-- DATA TO USE --
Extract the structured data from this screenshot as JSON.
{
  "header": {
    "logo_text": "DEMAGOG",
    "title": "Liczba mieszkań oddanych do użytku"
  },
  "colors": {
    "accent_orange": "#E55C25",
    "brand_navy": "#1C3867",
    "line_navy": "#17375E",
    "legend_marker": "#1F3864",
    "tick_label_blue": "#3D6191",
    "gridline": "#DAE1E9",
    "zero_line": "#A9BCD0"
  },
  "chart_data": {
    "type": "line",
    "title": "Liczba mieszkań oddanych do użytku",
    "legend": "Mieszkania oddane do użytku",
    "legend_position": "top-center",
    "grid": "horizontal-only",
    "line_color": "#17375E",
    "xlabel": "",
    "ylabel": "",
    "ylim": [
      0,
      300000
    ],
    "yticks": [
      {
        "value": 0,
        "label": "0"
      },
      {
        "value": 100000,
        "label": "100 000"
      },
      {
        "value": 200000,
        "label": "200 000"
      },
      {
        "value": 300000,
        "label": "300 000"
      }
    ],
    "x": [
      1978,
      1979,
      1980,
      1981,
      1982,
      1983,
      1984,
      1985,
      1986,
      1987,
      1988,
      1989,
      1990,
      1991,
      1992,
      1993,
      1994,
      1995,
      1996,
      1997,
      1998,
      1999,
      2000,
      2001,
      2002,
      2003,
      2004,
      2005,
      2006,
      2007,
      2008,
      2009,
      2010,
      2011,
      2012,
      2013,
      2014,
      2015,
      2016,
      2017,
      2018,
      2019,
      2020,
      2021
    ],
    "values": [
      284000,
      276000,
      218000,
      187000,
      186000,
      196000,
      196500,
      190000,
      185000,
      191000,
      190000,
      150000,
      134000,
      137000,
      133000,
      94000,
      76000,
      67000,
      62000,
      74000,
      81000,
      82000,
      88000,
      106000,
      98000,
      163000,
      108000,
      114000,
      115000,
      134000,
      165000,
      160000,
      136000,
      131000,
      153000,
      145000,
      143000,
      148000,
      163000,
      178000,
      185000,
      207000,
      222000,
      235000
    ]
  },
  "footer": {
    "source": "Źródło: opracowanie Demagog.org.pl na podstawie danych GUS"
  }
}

-- WHAT TO DO --
Count how many lines in the data contain the word "oddanych", giving the number without comment.

-- FULL ANSWER --
2